= Set task =
Which lines hold the word "auditore"? Copy each one.

Stored records
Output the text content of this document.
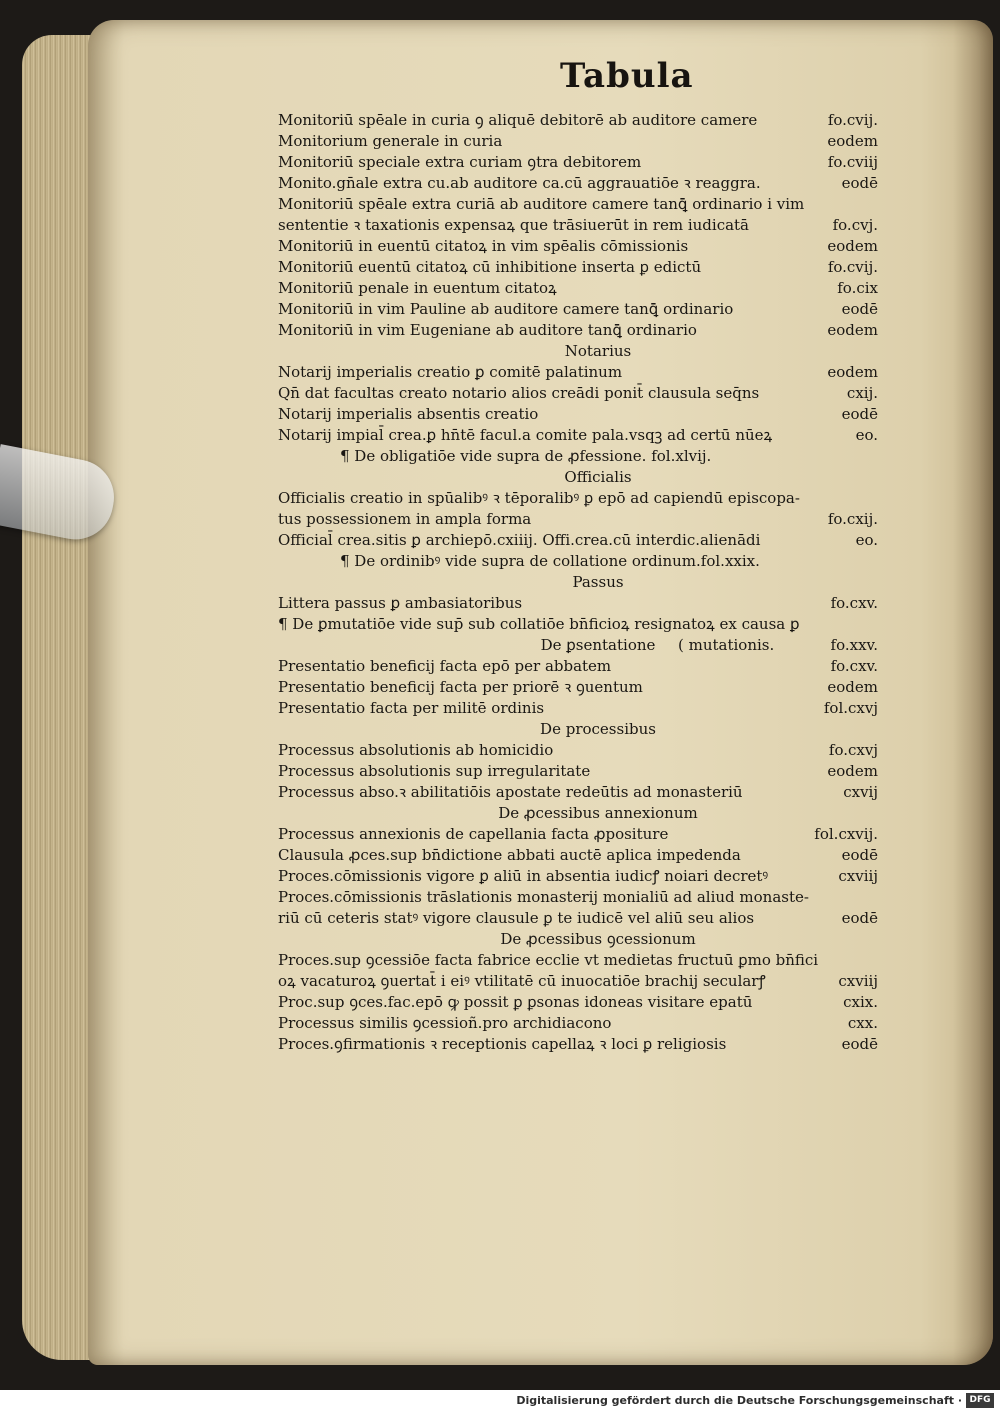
Tabula
Monitoriū spēale in curia ꝯ aliquē debitorē ab auditore camere	fo.cvij.
Monitorium generale in curia	eodem
Monitoriū speciale extra curiam ꝯtra debitorem	fo.cviij
Monito.gn̄ale extra cu.ab auditore ca.cū aggrauatiōe ꝛ reaggra.	eodē
Monitoriū spēale extra curiā ab auditore camere tanꝗ̄ ordinario i vim
sententie ꝛ taxationis expensaꝝ que trāsiuerūt in rem iudicatā	fo.cvj.
Monitoriū in euentū citatoꝝ in vim spēalis cōmissionis	eodem
Monitoriū euentū citatoꝝ cū inhibitione inserta ꝑ edictū	fo.cvij.
Monitoriū penale in euentum citatoꝝ	fo.cix
Monitoriū in vim Pauline ab auditore camere tanꝗ̄ ordinario	eodē
Monitoriū in vim Eugeniane ab auditore tanꝗ̄ ordinario	eodem
Notarius
Notarij imperialis creatio ꝑ comitē palatinum	eodem
Qn̄ dat facultas creato notario alios creādi ponit̄ clausula seq̄ns	cxij.
Notarij imperialis absentis creatio	eodē
Notarij impial̄ crea.ꝑ hn̄tē facul.a comite pala.vsqꝫ ad certū nūeꝝ	eo.
¶ De obligatiōe vide supra de ꝓfessione. fol.xlvij.
Officialis
Officialis creatio in spūalibꝰ ꝛ tēporalibꝰ ꝑ epō ad capiendū episcopa-
tus possessionem in ampla forma	fo.cxij.
Official̄ crea.sitis ꝑ archiepō.cxiiij. Offi.crea.cū interdic.alienādi	eo.
¶ De ordinibꝰ vide supra de collatione ordinum.fol.xxix.
Passus
Littera passus ꝑ ambasiatoribus	fo.cxv.
¶ De ꝑmutatiōe vide sup̄ sub collatiōe bn̄ficioꝝ resignatoꝝ ex causa ꝑ
De ꝑsentatione ( mutationis.	fo.xxv.
Presentatio beneficij facta epō per abbatem	fo.cxv.
Presentatio beneficij facta per priorē ꝛ ꝯuentum	eodem
Presentatio facta per militē ordinis	fol.cxvj
De processibus
Processus absolutionis ab homicidio	fo.cxvj
Processus absolutionis sup irregularitate	eodem
Processus abso.ꝛ abilitatiōis apostate redeūtis ad monasteriū	cxvij
De ꝓcessibus annexionum
Processus annexionis de capellania facta ꝓpositure	fol.cxvij.
Clausula ꝓces.sup bn̄dictione abbati auctē aplica impedenda	eodē
Proces.cōmissionis vigore ꝑ aliū in absentia iudicꝭ noiari decretꝰ	cxviij
Proces.cōmissionis trāslationis monasterij monialiū ad aliud monaste-
riū cū ceteris statꝰ vigore clausule ꝑ te iudicē vel aliū seu alios	eodē
De ꝓcessibus ꝯcessionum
Proces.sup ꝯcessiōe facta fabrice ecclie vt medietas fructuū ꝑmo bn̄fici
oꝝ vacaturoꝝ ꝯuertat̄ i eiꝰ vtilitatē cū inuocatiōe brachij secularꝭ	cxviij
Proc.sup ꝯces.fac.epō ꝙ possit ꝑ ꝑsonas idoneas visitare epatū	cxix.
Processus similis ꝯcessioñ.pro archidiacono	cxx.
Proces.ꝯfirmationis ꝛ receptionis capellaꝝ ꝛ loci ꝑ religiosis	eodē
Digitalisierung gefördert durch die Deutsche Forschungsgemeinschaft · DFG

= The completed task =
Monitoriū spēale in curia ꝯ aliquē debitorē ab auditore camere	fo.cvij.
Monito.gn̄ale extra cu.ab auditore ca.cū aggrauatiōe ꝛ reaggra.	eodē
Monitoriū spēale extra curiā ab auditore camere tanꝗ̄ ordinario i vim
Monitoriū in vim Pauline ab auditore camere tanꝗ̄ ordinario	eodē
Monitoriū in vim Eugeniane ab auditore tanꝗ̄ ordinario	eodem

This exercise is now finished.